TO DO
Find the word "China" in the data. Return every line where it appears.

DATASET RECORDS
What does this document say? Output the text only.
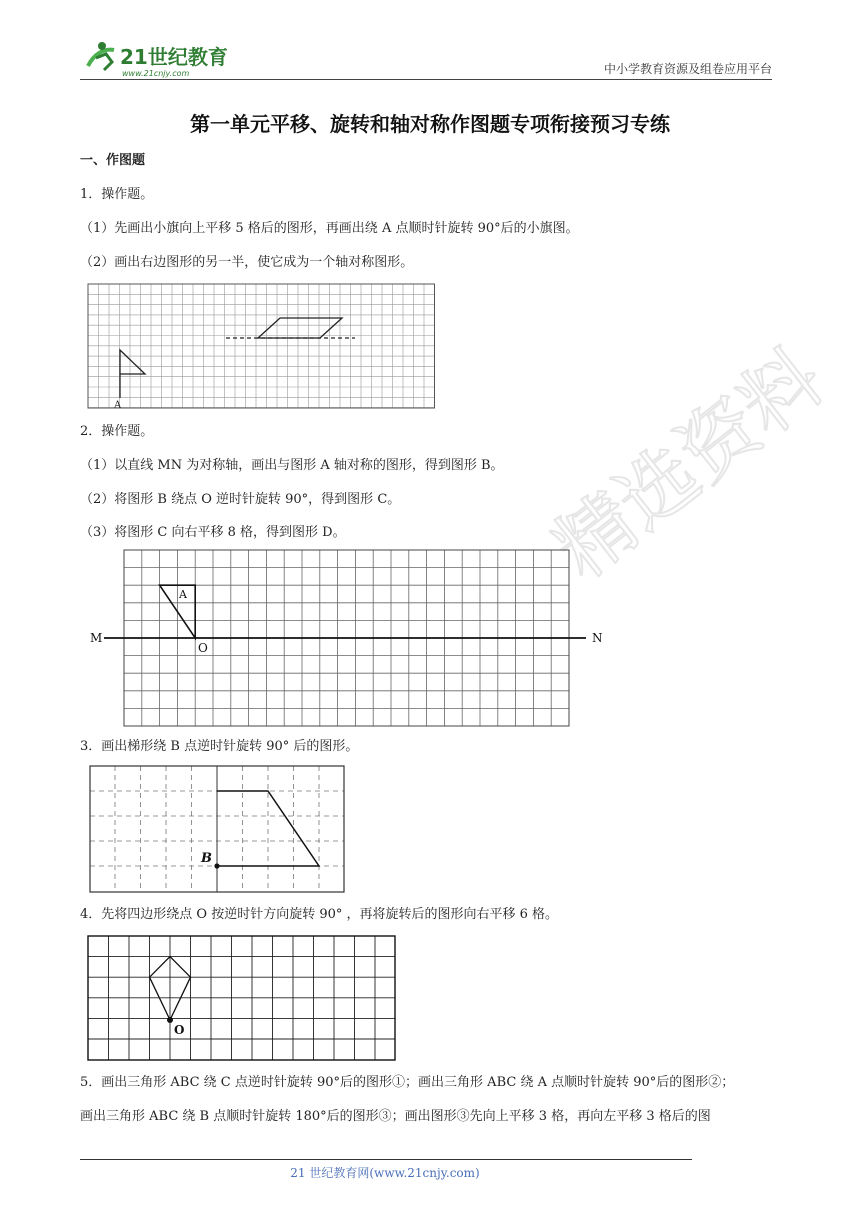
21世纪教育
www.21cnjy.com	中小学教育资源及组卷应用平台
精选资料
第一单元平移、旋转和轴对称作图题专项衔接预习专练
一、作图题
1．操作题。
（1）先画出小旗向上平移 5 格后的图形，再画出绕 A 点顺时针旋转 90°后的小旗图。
（2）画出右边图形的另一半，使它成为一个轴对称图形。
A
2．操作题。
（1）以直线 MN 为对称轴，画出与图形 A 轴对称的图形，得到图形 B。
（2）将图形 B 绕点 O 逆时针旋转 90°，得到图形 C。
（3）将图形 C 向右平移 8 格，得到图形 D。
A
M	N
O
3．画出梯形绕 B 点逆时针旋转 90° 后的图形。
B
4．先将四边形绕点 O 按逆时针方向旋转 90° ，再将旋转后的图形向右平移 6 格。
O
5．画出三角形 ABC 绕 C 点逆时针旋转 90°后的图形①；画出三角形 ABC 绕 A 点顺时针旋转 90°后的图形②；
画出三角形 ABC 绕 B 点顺时针旋转 180°后的图形③；画出图形③先向上平移 3 格，再向左平移 3 格后的图
21 世纪教育网(www.21cnjy.com)
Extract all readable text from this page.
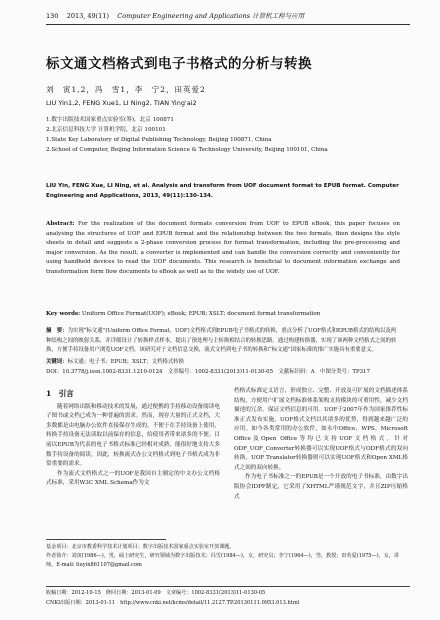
130 2013, 49(11) Computer Engineering and Applications 计算机工程与应用
标文通文档格式到电子书格式的分析与转换
刘　寅1,2，冯　雪1，李　宁2，田英爱2
LIU Yin1,2, FENG Xue1, LI Ning2, TIAN Ying'ai2
1.数字出版技术国家重点实验室(筹)，北京 100871
2.北京信息科技大学 计算机学院，北京 100101
1.State Key Laboratory of Digital Publishing Technology, Beijing 100871, China
2.School of Computer, Beijing Information Science & Technology University, Beijing 100101, China
LIU Yin, FENG Xue, LI Ning, et al. Analysis and transform from UOF document format to EPUB format. Computer Engineering and Applications, 2013, 49(11):130-134.
Abstract: For the realization of the document formats conversion from UOF to EPUB eBook, this paper focuses on analysing the structures of UOF and EPUB format and the relationship between the two formats, then designs the style sheets in detail and suggests a 2-phase conversion process for format transformation, including the pre-processing and major conversion. As the result, a converter is implemented and can handle the conversion correctly and conveniently for using handheld devices to read the UOF documents. This research is beneficial to document information exchange and transformation form flow documents to eBook as well as to the widely use of UOF.
Key words: Uniform Office Format(UOF); eBook; EPUB; XSLT; document format transformation
摘　要：为实现“标文通”(Uniform Office Format，UOF)文档格式到EPUB电子书格式的转换，重点分析了UOF格式和EPUB格式的结构以及两种结构之间的映射关系，并详细设计了转换样式样本，提出了预处理与主转换相结合的转换思路。通过构建转换器，实现了该两种文档格式之间的转换，方便手持设备用户浏览UOF文档。该研究对于文档信息交换，流式文档到电子书的转换和“标文通”国家标准的推广实施具有重要意义。
关键词：标文通；电子书；EPUB；XSLT；文档格式转换
DOI：10.3778/j.issn.1002-8331.1210-0124　文章编号：1002-8331(2013)11-0130-05　文献标识码：A　中图分类号：TP317
1　引言

随着网络出版和移动技术的发展，通过便携的手持移动设备阅读电子图书或文档已成为一种普遍的需求。然而，现存大量的正式文档，大多数都是由电脑办公软件直接保存生成的，不便于在手持设备上使用，转换手持设备无法读取以前保存的信息，给使用者带来诸多的不便。目前以EPUB为代表的电子书格式标准已经相对成熟，能很好地支持大多数手持设备的阅读。因此，转换流式办公文档格式到电子书格式成为非常重要的需求。

作为流式文档格式之一的UOF是我国自主制定的中文办公文档格式标准，采用W3C XML Schema作为文

档格式标准定义语言，形成独立、完整、开放及可扩展的文档描述体系结构，方便用户扩展文档标准体系架构支持模块的可重用性，减少文档描述的冗余，保证文档信息的可用。UOF于2007年作为国家推荐性标准正式发布实施，UOF格式文档以其诸多的优势，得到越来越广泛的应用。如今各类常用的办公软件，如永中Office，WPS，Microsoft Office及Open Office等均已支持UOF文档格式。针对ODF_UOF_Converter转换器可以实现UOF格式与ODF格式的双向转换，UOF Translator转换器则可以实现UOF格式和Open XML格式之间的双向转换。

作为电子书标准之一的EPUB是一个开放的电子书标准，由数字出版协会IDPF制定，它采用了XHTML严谨规范文字，并且ZIP压缩格式

基金项目：北京市教委科学技术计划项目；数字出版技术国家重点实验室开放课题。
作者简介：刘寅(1986—)，男，硕士研究生，研究领域为数字出版技术；冯雪(1984—)，女，研究员；李宁(1964—)，男，教授；田英爱(1975—)，女，讲师。E-mail: liuyin861107@gmail.com
收稿日期：2012-10-15　修回日期：2013-01-09　文章编号：1002-8331(2013)11-0130-05
CNKI出版日期：2013-01-11　http://www.cnki.net/kcms/detail/11.2127.TP.20130111.0953.013.html
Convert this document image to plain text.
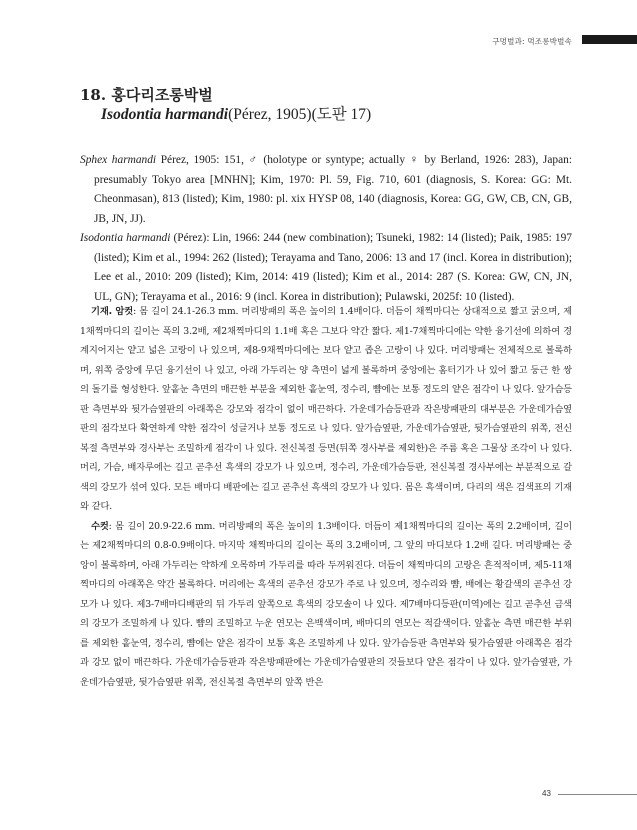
구멍벌과: 먹조롱박벌속
18. 홍다리조롱박벌
Isodontia harmandi(Pérez, 1905)(도판 17)

Sphex harmandi Pérez, 1905: 151, ♂ (holotype or syntype; actually ♀ by Berland, 1926: 283), Japan: presumably Tokyo area [MNHN]; Kim, 1970: Pl. 59, Fig. 710, 601 (diagnosis, S. Korea: GG: Mt. Cheonmasan), 813 (listed); Kim, 1980: pl. xix HYSP 08, 140 (diagnosis, Korea: GG, GW, CB, CN, GB, JB, JN, JJ).

Isodontia harmandi (Pérez): Lin, 1966: 244 (new combination); Tsuneki, 1982: 14 (listed); Paik, 1985: 197 (listed); Kim et al., 1994: 262 (listed); Terayama and Tano, 2006: 13 and 17 (incl. Korea in distribution); Lee et al., 2010: 209 (listed); Kim, 2014: 419 (listed); Kim et al., 2014: 287 (S. Korea: GW, CN, JN, UL, GN); Terayama et al., 2016: 9 (incl. Korea in distribution); Pulawski, 2025f: 10 (listed).

기재. 암컷: 몸 길이 24.1-26.3 mm. 머리방패의 폭은 높이의 1.4배이다. 더듬이 채찍마디는 상대적으로 짧고 굵으며, 제1채찍마디의 길이는 폭의 3.2배, 제2채찍마디의 1.1배 혹은 그보다 약간 짧다. 제1-7채찍마디에는 약한 융기선에 의하여 경계지어지는 얕고 넓은 고랑이 나 있으며, 제8-9채찍마디에는 보다 얕고 좁은 고랑이 나 있다. 머리방패는 전체적으로 볼록하며, 위쪽 중앙에 무딘 융기선이 나 있고, 아래 가두리는 양 측면이 넓게 볼록하며 중앙에는 홈터기가 나 있어 짧고 둥근 한 쌍의 돌기를 형성한다. 앞홑눈 측면의 매끈한 부분을 제외한 홑눈역, 정수리, 뺨에는 보통 정도의 얕은 점각이 나 있다. 앞가슴등판 측면부와 뒷가슴옆판의 아래쪽은 강모와 점각이 없이 매끈하다. 가운데가슴등판과 작은방패판의 대부분은 가운데가슴옆판의 점각보다 확연하게 약한 점각이 성글거나 보통 정도로 나 있다. 앞가슴옆판, 가운데가슴옆판, 뒷가슴옆판의 위쪽, 전신복절 측면부와 경사부는 조밀하게 점각이 나 있다. 전신복절 등면(뒤쪽 경사부를 제외한)은 주름 혹은 그물상 조각이 나 있다. 머리, 가슴, 배자루에는 길고 곧추선 흑색의 강모가 나 있으며, 정수리, 가운데가슴등판, 전신복절 경사부에는 부분적으로 갈색의 강모가 섞여 있다. 모든 배마디 배판에는 길고 곧추선 흑색의 강모가 나 있다. 몸은 흑색이며, 다리의 색은 검색표의 기재와 같다.

수컷: 몸 길이 20.9-22.6 mm. 머리방패의 폭은 높이의 1.3배이다. 더듬이 제1채찍마디의 길이는 폭의 2.2배이며, 길이는 제2채찍마디의 0.8-0.9배이다. 마지막 채찍마디의 길이는 폭의 3.2배이며, 그 앞의 마디보다 1.2배 길다. 머리방패는 중앙이 볼록하며, 아래 가두리는 약하게 오목하며 가두리를 따라 두꺼워진다. 더듬이 채찍마디의 고랑은 흔적적이며, 제5-11채찍마디의 아래쪽은 약간 볼록하다. 머리에는 흑색의 곧추선 강모가 주로 나 있으며, 정수리와 뺨, 배에는 황갈색의 곧추선 강모가 나 있다. 제3-7배마디배판의 뒤 가두리 앞쪽으로 흑색의 강모솔이 나 있다. 제7배마디등판(미역)에는 길고 곧추선 금색의 강모가 조밀하게 나 있다. 뺨의 조밀하고 누운 연모는 은백색이며, 배마디의 연모는 적갈색이다. 앞홑눈 측면 매끈한 부위를 제외한 홑눈역, 정수리, 뺨에는 얕은 점각이 보통 혹은 조밀하게 나 있다. 앞가슴등판 측면부와 뒷가슴옆판 아래쪽은 점각과 강모 없이 매끈하다. 가운데가슴등판과 작은방패판에는 가운데가슴옆판의 것들보다 얕은 점각이 나 있다. 앞가슴옆판, 가운데가슴옆판, 뒷가슴옆판 위쪽, 전신복절 측면부의 앞쪽 반은

43
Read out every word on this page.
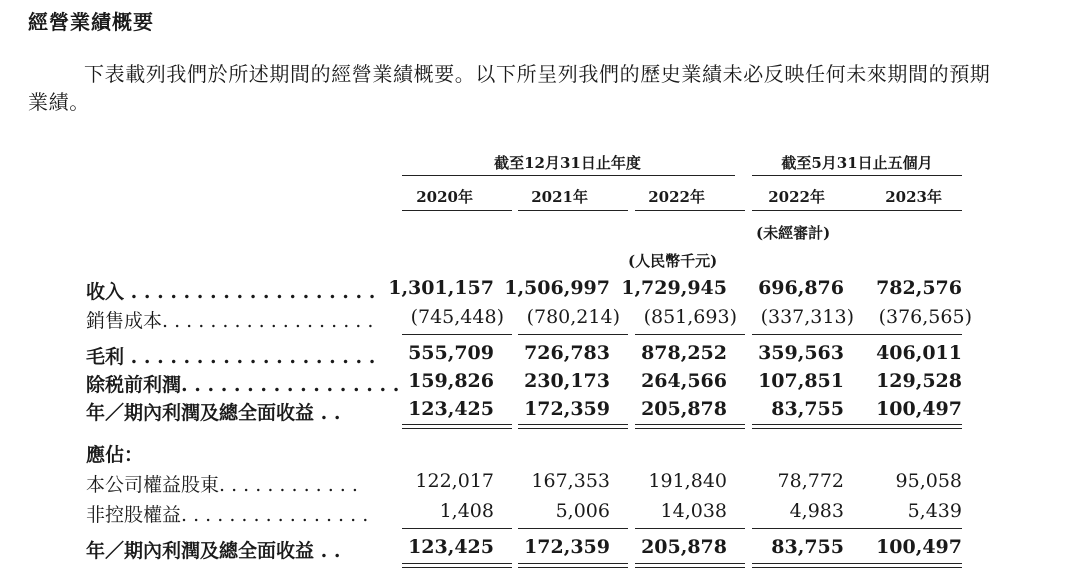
經營業績概要
下表載列我們於所述期間的經營業績概要。以下所呈列我們的歷史業績未必反映任何未來期間的預期業績。
截至12月31日止年度	截至5月31日止五個月
2020年	2021年	2022年	2022年	2023年
(未經審計)
(人民幣千元)
收入 . . . . . . . . . . . . . . . . . . . 1,301,157 1,506,997 1,729,945	696,876	782,576
銷售成本. . . . . . . . . . . . . . . . . .	(745,448)	(780,214)	(851,693)	(337,313)	(376,565)
毛利 . . . . . . . . . . . . . . . . . . .	555,709	726,783	878,252	359,563	406,011
除税前利潤. . . . . . . . . . . . . . . . . 159,826	230,173	264,566	107,851	129,528
年／期內利潤及總全面收益 . .	123,425	172,359	205,878	83,755	100,497
應佔：
本公司權益股東. . . . . . . . . . . .	122,017	167,353	191,840	78,772	95,058
非控股權益. . . . . . . . . . . . . . . .	1,408	5,006	14,038	4,983	5,439
年／期內利潤及總全面收益 . .	123,425	172,359	205,878	83,755	100,497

RESPONSE TO THE EXERCISE
1.State Key Laboratory of Digital Publishing Technology, Beijing 100871, China
2.School of Computer, Beijing Information Science & Technology University, Beijing 100101, China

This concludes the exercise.